(Stored data):
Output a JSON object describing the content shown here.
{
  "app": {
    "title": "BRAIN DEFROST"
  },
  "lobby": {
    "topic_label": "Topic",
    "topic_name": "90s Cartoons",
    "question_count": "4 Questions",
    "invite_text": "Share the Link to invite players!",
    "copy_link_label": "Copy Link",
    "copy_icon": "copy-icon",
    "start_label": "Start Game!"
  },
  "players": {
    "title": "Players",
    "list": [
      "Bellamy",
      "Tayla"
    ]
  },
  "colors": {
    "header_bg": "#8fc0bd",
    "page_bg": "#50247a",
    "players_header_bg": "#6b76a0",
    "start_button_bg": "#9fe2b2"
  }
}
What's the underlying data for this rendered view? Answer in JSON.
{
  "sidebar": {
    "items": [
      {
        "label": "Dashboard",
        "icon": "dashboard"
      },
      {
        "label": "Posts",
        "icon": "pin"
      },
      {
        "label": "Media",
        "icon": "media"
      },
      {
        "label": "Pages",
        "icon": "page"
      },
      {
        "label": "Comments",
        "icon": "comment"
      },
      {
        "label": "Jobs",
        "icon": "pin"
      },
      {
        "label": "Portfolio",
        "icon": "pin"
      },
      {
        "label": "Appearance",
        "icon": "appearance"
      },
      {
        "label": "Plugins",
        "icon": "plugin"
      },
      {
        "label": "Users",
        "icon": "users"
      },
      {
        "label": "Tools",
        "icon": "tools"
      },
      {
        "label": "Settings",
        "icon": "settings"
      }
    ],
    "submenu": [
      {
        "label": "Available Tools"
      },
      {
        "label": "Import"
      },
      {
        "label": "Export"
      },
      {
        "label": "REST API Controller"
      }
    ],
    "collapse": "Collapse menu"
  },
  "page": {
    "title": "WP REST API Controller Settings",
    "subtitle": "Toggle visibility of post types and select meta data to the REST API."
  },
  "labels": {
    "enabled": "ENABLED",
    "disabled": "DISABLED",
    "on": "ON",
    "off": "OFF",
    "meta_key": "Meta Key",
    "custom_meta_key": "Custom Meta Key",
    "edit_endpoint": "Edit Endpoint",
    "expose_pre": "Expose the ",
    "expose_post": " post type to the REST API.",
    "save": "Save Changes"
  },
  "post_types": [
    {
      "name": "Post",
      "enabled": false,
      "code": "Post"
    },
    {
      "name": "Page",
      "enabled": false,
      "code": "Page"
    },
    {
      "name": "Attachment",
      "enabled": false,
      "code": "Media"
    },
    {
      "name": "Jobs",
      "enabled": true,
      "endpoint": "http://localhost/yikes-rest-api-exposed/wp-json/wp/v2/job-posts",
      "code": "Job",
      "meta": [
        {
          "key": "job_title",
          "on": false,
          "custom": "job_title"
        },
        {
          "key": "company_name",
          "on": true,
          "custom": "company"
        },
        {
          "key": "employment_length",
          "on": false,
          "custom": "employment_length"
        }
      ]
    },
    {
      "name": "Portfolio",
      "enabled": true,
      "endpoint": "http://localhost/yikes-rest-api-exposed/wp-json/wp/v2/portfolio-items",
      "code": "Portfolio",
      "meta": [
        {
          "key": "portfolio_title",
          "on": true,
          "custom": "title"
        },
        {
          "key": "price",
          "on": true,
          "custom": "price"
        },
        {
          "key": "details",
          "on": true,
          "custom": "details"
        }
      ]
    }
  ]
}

* * *

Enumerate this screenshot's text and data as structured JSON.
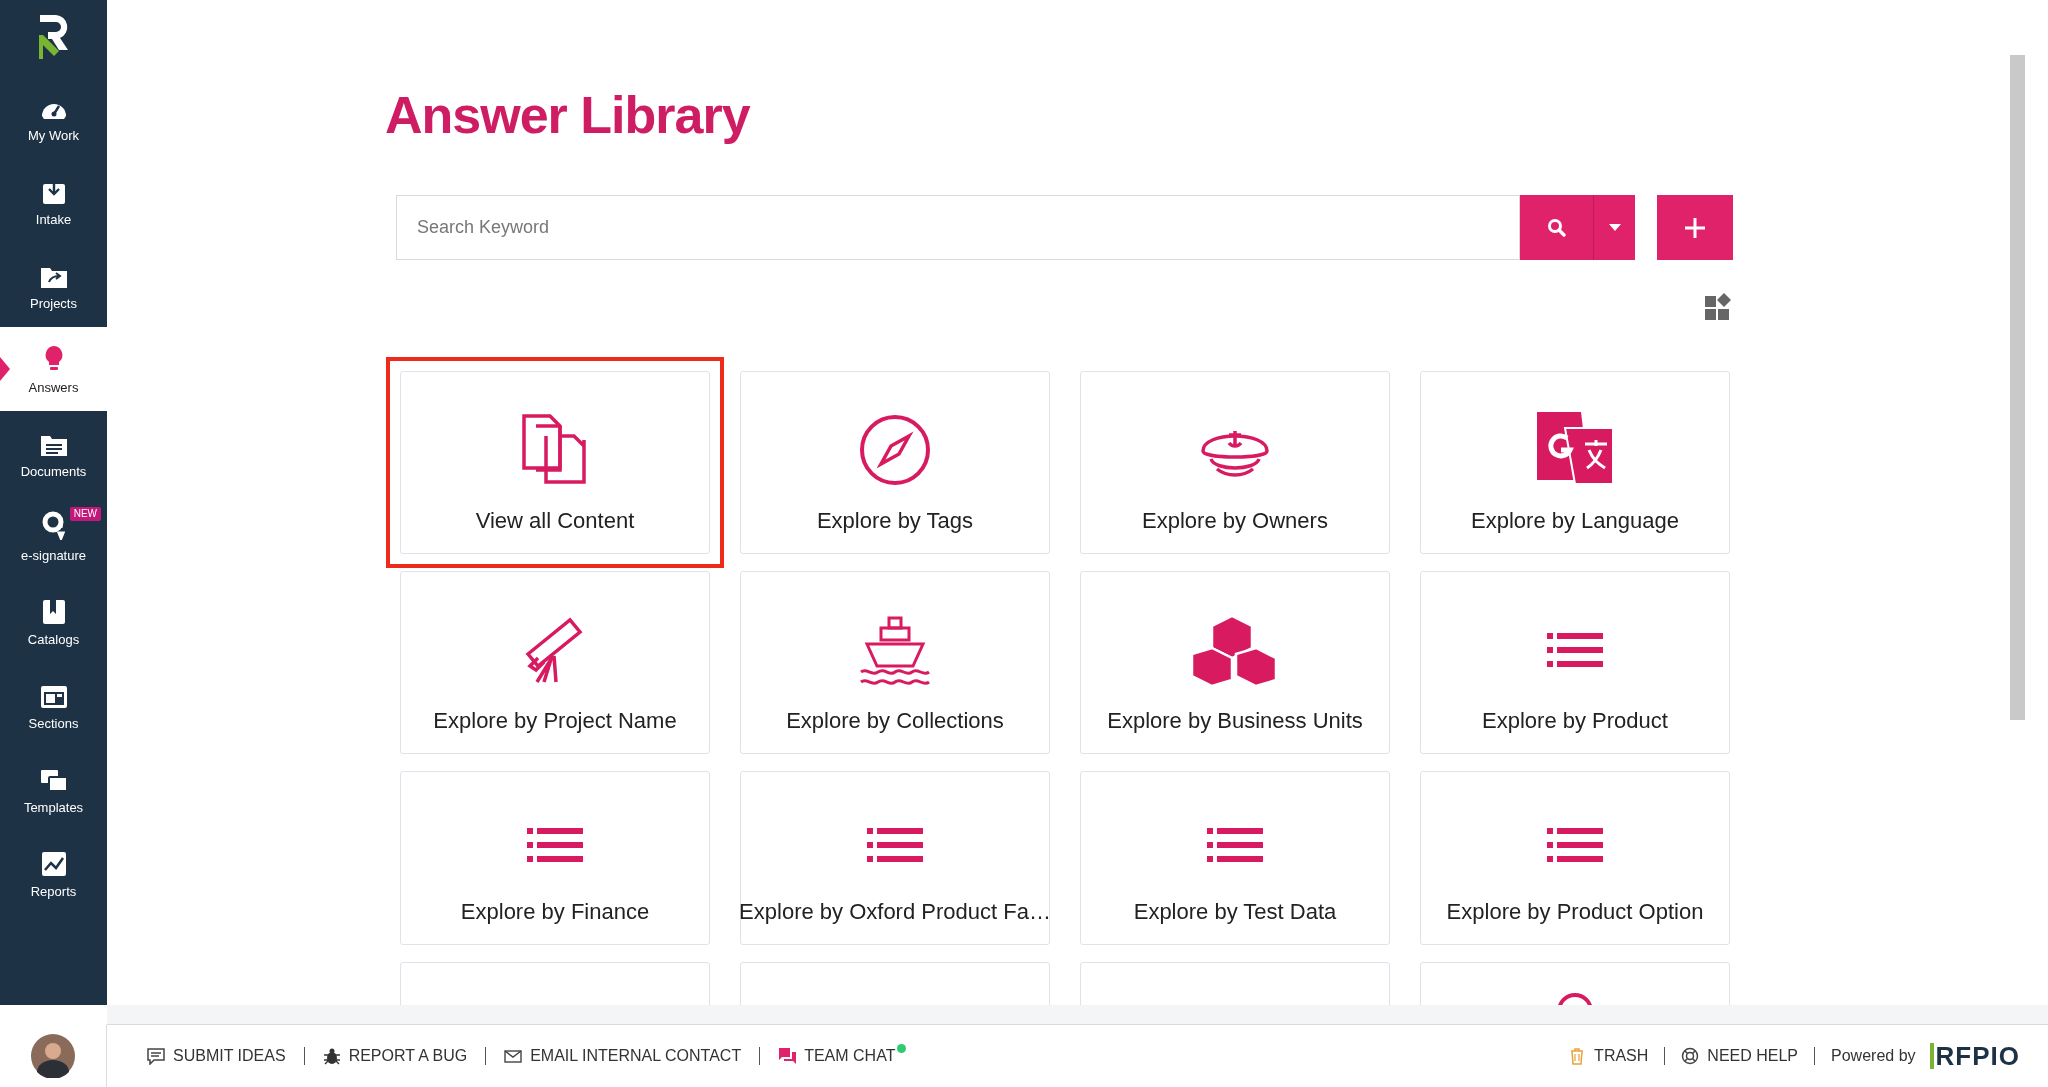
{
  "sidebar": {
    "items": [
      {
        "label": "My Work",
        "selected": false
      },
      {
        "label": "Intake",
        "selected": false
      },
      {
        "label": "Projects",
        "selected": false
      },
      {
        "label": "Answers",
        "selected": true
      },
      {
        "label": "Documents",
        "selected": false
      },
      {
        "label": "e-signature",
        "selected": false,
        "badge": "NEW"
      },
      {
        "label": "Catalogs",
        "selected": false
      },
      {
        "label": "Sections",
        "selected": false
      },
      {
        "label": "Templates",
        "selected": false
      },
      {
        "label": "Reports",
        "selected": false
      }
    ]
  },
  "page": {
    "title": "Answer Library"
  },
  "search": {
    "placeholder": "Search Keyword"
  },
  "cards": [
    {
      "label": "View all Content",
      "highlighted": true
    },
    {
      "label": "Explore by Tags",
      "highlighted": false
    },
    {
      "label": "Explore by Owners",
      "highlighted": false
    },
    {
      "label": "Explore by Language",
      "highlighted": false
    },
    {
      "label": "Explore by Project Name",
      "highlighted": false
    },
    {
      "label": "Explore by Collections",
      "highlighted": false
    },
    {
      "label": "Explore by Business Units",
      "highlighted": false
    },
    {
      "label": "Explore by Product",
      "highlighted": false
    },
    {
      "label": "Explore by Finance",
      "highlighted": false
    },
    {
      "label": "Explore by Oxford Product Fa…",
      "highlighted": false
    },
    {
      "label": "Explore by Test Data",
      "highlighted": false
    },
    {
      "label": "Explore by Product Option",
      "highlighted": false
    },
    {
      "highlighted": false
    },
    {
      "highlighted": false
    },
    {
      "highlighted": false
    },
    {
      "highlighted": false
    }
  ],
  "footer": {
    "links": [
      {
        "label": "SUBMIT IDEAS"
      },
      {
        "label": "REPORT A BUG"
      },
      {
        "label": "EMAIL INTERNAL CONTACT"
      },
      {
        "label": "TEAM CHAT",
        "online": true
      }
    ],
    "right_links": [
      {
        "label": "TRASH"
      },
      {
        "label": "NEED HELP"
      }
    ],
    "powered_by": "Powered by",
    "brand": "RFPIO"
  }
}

(Requirement): Output nothing but the number of lines in the data containing the string "Explore".

(Written response): 11